══ Exercise materials ══

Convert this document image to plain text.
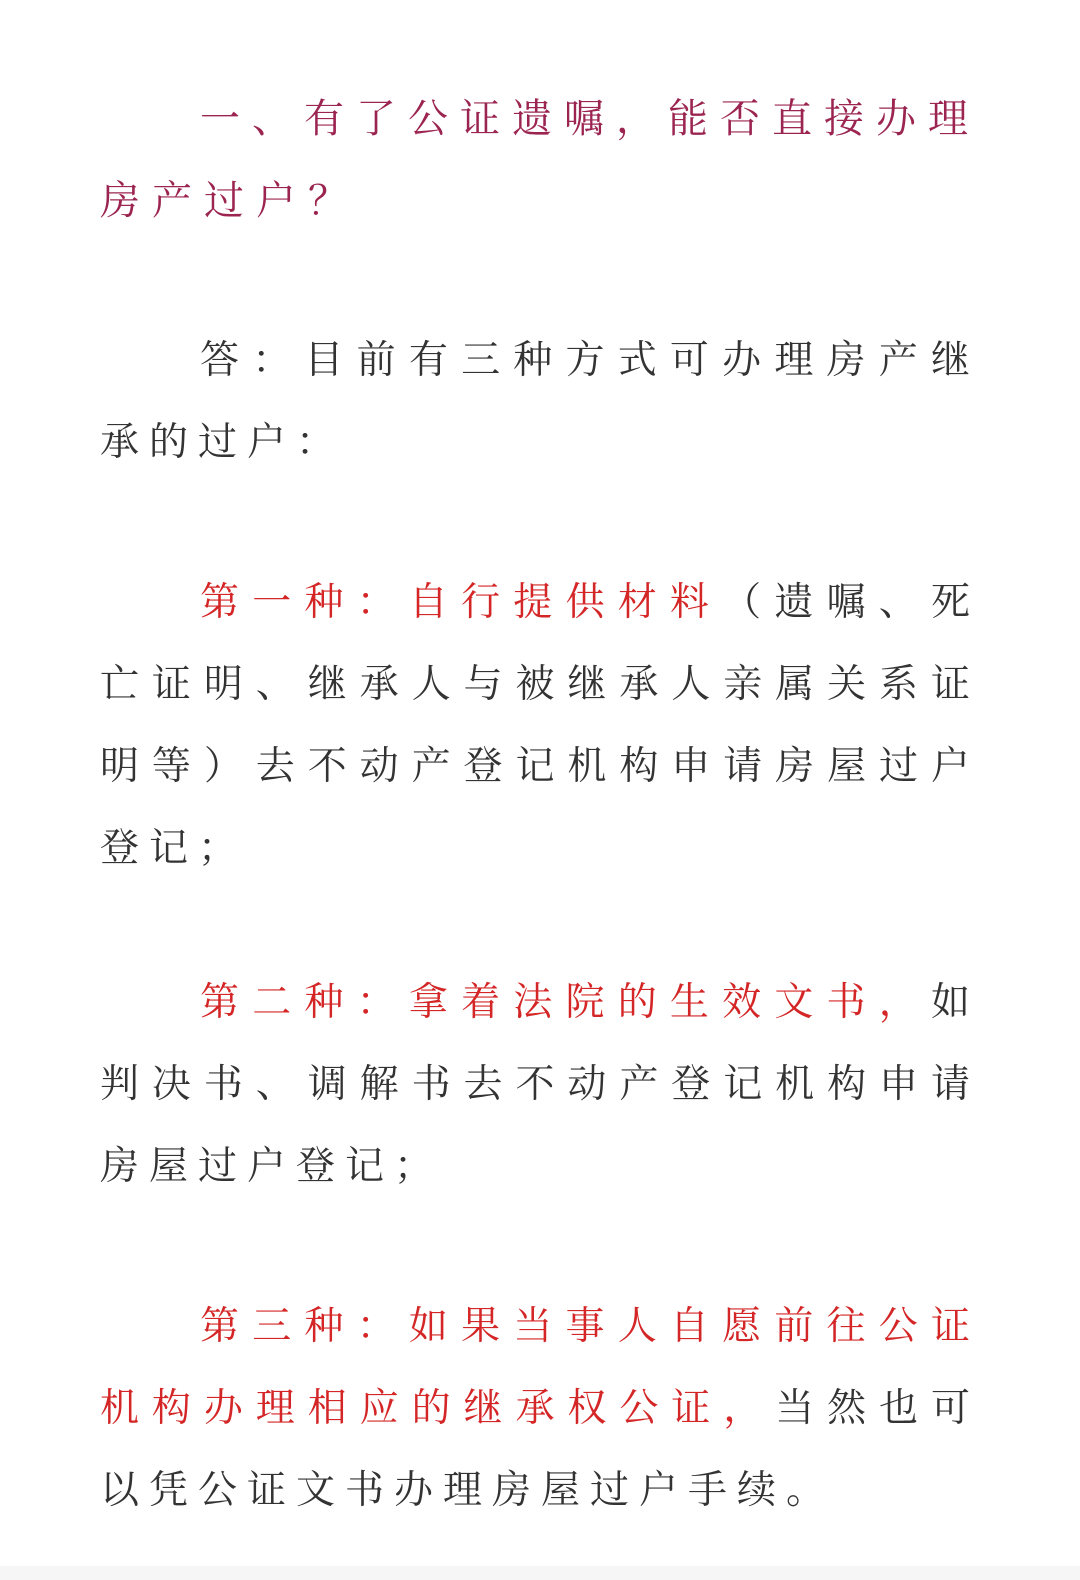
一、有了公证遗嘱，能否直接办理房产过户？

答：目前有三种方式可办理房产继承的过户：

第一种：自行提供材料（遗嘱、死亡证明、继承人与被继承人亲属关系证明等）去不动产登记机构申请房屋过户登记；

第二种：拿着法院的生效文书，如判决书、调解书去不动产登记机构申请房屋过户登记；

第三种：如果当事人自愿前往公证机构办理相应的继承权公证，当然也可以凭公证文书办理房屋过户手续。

═══
══ Exercise materials ══

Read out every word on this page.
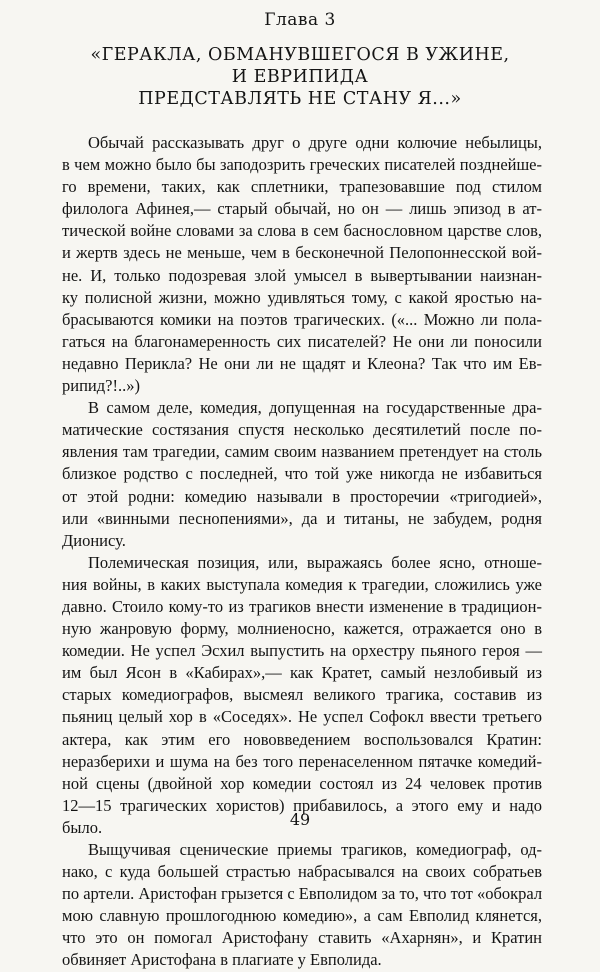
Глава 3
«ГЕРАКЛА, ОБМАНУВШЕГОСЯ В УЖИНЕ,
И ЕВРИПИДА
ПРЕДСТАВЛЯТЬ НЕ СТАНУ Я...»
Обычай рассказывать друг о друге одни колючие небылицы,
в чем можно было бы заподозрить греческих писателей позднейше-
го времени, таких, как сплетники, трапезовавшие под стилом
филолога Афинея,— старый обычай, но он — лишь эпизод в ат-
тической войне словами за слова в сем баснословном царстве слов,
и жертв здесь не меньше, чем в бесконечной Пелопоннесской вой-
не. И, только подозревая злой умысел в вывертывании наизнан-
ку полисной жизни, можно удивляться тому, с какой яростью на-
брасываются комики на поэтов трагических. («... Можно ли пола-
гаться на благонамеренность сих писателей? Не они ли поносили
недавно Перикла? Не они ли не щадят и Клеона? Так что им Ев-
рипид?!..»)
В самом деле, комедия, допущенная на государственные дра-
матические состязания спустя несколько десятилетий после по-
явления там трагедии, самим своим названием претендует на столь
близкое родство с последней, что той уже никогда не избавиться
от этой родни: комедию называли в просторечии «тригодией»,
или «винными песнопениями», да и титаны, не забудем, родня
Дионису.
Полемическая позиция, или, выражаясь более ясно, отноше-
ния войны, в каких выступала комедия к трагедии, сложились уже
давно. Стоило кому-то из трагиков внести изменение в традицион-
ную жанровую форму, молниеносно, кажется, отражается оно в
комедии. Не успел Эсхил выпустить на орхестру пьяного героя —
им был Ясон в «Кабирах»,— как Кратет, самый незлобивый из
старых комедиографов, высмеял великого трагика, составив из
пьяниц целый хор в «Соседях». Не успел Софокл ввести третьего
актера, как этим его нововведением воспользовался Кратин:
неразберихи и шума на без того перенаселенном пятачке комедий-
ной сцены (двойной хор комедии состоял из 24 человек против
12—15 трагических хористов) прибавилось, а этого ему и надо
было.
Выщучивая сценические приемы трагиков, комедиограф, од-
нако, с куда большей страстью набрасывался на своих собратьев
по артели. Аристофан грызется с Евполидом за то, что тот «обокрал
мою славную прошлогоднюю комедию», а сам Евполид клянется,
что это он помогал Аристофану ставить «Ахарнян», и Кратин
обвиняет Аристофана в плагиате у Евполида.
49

═══

§ **Written request**
Using the records given above, list every line that includes the word "трагических".

§ **Solution to the exercise**
брасываются комики на поэтов трагических. («... Можно ли пола-
12—15 трагических хористов) прибавилось, а этого ему и надо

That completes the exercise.